Requirements: Answer with nothing but a number: how many lines include the word "SHARE"?

>> Start Provided records

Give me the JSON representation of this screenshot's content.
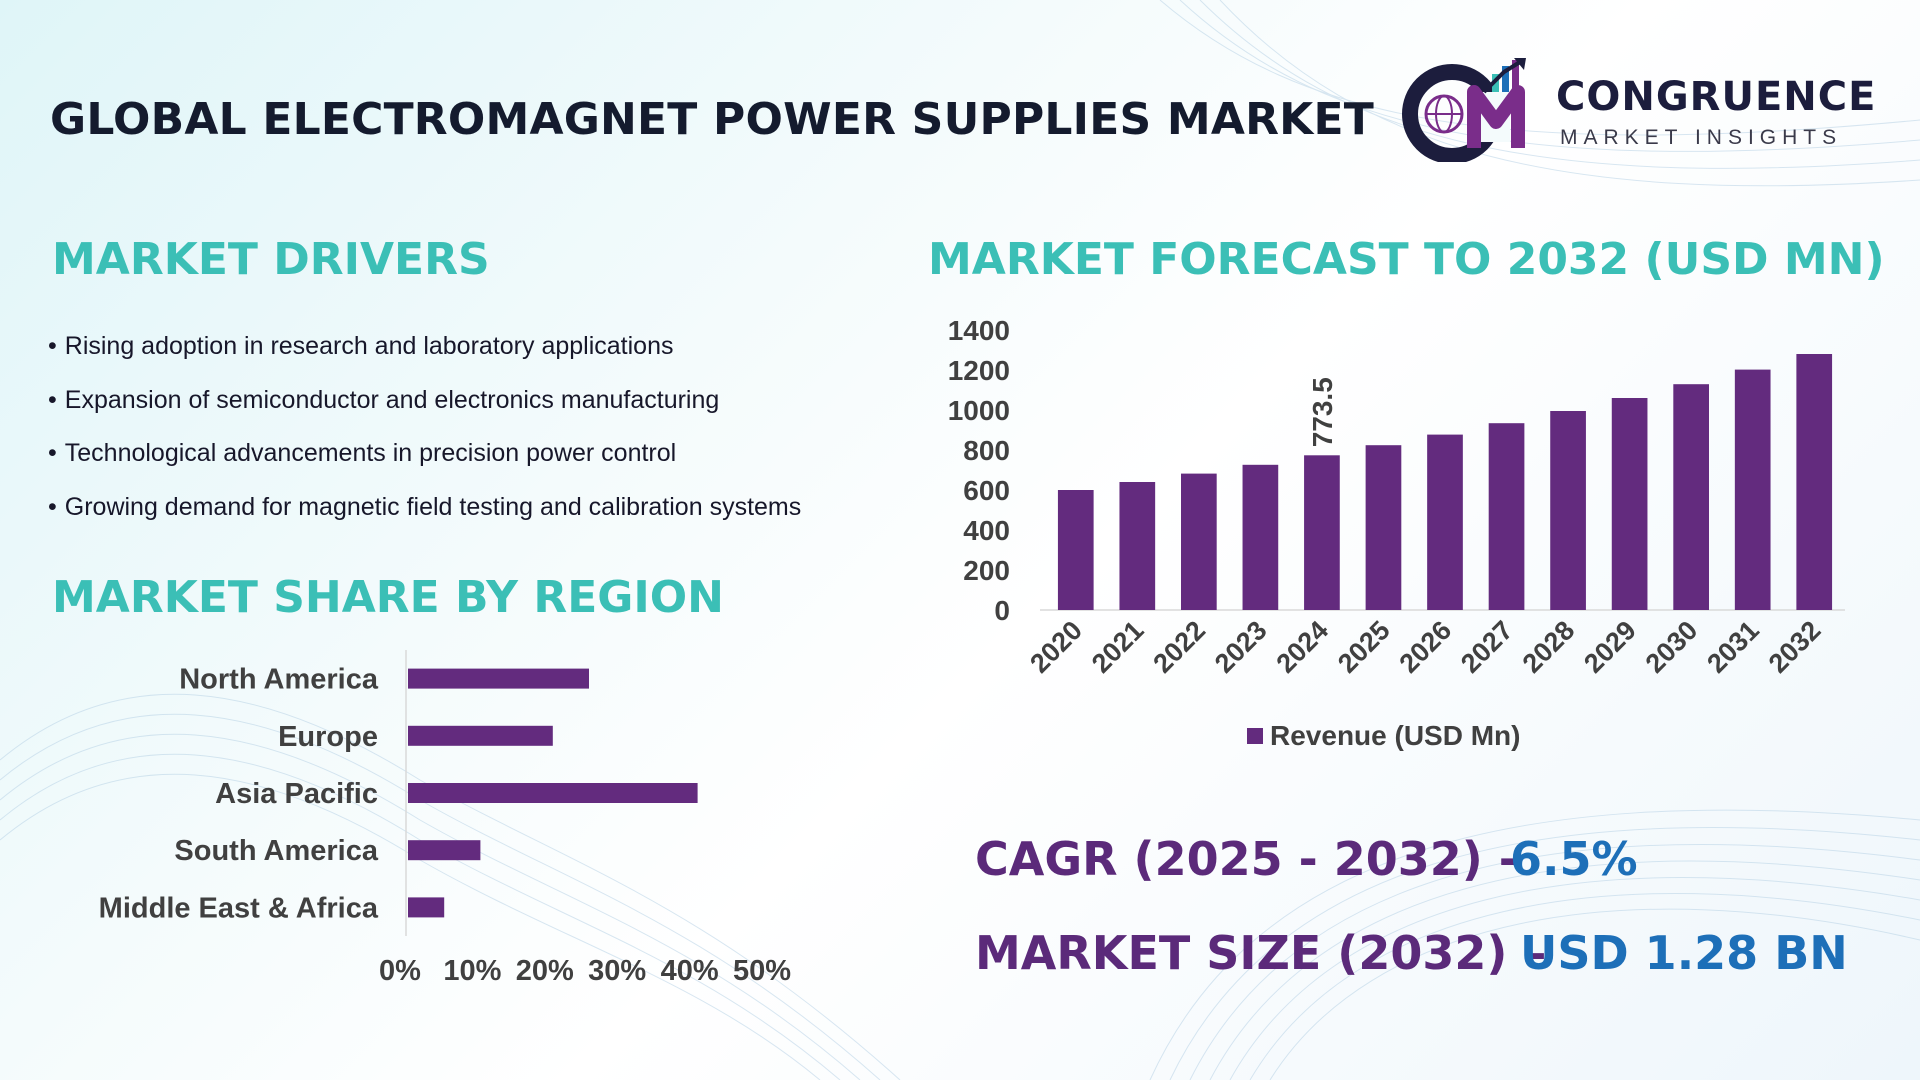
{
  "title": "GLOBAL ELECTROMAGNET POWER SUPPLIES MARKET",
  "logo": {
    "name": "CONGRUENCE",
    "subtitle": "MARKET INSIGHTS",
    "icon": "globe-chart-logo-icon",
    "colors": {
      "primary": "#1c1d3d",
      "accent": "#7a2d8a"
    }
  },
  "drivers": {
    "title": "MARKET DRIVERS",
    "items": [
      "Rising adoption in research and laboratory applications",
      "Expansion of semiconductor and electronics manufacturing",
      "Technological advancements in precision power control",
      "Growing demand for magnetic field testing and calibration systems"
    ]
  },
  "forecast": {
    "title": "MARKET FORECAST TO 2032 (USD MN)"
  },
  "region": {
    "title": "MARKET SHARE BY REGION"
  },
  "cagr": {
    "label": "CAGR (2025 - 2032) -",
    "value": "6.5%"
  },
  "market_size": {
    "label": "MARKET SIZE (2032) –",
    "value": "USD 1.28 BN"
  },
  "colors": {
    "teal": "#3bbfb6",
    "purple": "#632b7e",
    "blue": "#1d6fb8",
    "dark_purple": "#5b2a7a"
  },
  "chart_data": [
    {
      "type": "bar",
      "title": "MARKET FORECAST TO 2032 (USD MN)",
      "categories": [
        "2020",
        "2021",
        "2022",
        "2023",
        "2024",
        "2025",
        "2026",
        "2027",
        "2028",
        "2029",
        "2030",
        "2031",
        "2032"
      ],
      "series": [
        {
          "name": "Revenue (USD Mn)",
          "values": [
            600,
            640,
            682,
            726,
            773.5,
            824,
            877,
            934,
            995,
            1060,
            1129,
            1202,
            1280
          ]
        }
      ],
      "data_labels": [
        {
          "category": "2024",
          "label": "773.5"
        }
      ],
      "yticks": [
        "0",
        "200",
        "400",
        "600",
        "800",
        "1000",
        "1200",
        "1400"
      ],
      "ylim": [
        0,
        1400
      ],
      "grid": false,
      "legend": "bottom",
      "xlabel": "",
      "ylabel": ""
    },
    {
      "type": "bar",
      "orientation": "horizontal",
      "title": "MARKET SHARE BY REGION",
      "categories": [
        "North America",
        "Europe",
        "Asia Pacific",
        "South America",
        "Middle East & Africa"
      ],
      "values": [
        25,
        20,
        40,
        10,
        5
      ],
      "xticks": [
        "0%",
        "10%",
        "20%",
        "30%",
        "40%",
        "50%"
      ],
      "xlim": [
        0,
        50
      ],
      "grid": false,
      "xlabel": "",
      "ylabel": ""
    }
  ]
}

>> End Provided records
>> Start Provided records

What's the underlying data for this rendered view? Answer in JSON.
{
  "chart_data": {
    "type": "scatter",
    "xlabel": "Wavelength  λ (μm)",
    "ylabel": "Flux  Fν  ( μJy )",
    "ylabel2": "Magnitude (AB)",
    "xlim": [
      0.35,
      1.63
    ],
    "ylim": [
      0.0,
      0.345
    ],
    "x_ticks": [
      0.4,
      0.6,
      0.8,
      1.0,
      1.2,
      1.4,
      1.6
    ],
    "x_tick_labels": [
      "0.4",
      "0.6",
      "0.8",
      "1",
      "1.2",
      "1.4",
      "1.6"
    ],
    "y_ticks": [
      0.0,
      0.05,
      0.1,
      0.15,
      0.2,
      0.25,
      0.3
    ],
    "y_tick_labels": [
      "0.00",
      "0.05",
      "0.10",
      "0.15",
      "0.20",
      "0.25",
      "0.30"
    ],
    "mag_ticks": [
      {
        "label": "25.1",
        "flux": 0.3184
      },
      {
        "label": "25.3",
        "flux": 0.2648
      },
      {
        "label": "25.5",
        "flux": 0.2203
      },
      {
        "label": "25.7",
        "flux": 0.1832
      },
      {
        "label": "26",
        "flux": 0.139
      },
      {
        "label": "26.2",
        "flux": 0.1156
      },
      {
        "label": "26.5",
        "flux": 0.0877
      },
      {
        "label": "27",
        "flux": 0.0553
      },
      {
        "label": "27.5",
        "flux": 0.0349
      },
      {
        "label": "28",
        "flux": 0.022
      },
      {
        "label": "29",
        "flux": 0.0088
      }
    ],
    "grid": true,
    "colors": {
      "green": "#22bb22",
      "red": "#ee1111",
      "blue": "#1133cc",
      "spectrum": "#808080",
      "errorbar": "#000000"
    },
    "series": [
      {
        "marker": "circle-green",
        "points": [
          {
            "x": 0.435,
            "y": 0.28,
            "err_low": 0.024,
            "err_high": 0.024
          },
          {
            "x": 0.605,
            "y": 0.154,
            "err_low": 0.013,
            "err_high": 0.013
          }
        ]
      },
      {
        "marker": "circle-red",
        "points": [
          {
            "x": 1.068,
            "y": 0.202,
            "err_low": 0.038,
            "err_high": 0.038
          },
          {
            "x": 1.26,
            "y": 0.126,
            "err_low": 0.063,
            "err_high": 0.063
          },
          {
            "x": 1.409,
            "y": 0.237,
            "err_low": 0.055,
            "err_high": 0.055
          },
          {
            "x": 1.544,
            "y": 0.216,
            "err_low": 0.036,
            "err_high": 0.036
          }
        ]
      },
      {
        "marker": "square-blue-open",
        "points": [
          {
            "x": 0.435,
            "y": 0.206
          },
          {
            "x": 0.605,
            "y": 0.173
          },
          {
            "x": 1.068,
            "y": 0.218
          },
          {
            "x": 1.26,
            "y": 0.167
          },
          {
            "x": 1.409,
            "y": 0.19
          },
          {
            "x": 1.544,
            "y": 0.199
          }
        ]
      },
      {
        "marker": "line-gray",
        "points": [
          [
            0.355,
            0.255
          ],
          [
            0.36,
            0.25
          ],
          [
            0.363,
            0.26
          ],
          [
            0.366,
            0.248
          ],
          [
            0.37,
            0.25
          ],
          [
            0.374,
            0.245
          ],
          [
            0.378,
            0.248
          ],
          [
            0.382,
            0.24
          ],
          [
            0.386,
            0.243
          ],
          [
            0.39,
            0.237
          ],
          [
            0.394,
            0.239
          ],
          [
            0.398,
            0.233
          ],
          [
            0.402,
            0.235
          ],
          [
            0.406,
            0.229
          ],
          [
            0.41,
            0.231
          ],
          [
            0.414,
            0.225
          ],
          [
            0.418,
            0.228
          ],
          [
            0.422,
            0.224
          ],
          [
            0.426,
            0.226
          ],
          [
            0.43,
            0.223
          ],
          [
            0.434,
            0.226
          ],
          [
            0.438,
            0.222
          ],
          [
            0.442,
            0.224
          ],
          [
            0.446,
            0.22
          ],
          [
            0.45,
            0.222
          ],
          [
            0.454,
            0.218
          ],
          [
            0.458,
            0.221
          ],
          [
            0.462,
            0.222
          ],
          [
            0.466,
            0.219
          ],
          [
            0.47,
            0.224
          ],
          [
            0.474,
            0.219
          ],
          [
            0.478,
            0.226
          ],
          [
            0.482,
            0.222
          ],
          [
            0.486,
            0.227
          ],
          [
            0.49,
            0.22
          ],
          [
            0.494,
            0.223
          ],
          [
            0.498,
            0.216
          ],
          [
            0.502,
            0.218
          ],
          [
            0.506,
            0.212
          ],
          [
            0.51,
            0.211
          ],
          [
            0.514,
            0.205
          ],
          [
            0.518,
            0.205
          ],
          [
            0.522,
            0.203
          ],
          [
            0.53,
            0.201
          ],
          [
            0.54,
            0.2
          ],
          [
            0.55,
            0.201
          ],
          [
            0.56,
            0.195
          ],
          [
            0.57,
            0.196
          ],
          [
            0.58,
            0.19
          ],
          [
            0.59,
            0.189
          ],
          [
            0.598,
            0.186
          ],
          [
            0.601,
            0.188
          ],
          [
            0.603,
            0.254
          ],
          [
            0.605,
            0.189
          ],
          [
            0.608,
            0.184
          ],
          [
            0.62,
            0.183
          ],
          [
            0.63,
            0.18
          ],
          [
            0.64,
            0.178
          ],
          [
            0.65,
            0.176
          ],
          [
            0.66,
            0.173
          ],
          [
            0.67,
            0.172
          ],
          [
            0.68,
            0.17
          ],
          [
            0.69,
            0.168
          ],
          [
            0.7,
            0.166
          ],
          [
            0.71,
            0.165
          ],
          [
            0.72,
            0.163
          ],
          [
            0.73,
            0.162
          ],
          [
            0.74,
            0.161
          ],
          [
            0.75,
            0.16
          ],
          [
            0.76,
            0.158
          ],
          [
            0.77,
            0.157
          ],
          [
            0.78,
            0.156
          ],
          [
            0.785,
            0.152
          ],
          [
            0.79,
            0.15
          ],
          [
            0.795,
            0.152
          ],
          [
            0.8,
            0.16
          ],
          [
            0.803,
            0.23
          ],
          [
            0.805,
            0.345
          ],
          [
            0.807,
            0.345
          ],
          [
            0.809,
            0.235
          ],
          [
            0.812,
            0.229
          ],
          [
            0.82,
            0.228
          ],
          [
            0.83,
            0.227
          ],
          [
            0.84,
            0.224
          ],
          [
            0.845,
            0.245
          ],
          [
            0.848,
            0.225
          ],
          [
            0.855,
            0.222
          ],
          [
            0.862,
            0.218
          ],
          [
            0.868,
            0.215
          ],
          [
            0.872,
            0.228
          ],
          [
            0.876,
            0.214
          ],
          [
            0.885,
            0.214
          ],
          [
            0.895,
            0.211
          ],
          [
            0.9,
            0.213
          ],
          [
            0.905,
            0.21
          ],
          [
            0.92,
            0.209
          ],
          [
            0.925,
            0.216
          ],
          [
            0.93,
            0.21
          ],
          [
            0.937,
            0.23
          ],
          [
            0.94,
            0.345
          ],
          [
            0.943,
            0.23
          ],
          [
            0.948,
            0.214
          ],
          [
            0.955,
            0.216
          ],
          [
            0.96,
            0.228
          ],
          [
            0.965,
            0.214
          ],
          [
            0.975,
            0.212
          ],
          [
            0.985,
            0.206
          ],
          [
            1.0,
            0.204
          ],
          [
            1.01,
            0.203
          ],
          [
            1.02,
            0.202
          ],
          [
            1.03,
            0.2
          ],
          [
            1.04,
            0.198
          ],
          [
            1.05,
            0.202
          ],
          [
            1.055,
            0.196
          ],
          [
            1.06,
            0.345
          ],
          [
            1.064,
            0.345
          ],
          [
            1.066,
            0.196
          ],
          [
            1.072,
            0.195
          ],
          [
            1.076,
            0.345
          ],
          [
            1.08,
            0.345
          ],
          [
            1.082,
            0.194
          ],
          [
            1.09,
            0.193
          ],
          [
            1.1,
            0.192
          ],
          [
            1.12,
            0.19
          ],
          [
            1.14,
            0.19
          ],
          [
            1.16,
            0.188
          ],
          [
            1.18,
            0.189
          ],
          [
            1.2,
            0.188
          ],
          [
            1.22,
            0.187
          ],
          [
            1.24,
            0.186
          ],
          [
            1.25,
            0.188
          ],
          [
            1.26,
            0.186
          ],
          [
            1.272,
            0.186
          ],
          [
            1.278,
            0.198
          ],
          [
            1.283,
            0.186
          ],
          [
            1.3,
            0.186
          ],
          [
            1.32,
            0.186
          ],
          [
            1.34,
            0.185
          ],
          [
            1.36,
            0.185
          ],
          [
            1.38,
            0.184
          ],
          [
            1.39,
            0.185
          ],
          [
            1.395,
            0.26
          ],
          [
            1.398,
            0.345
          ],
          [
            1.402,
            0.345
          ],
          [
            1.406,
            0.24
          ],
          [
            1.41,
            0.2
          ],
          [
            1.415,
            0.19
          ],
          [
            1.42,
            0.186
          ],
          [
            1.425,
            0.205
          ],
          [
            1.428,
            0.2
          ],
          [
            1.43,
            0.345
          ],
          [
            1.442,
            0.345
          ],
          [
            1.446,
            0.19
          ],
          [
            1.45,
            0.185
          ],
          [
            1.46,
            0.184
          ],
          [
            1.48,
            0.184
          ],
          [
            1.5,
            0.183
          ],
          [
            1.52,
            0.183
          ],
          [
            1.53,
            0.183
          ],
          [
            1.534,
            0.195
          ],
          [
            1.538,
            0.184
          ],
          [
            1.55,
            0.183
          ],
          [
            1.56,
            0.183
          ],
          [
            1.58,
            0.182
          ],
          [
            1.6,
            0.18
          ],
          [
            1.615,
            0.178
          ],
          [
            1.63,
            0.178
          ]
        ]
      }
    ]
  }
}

>> End Provided records

The response: 2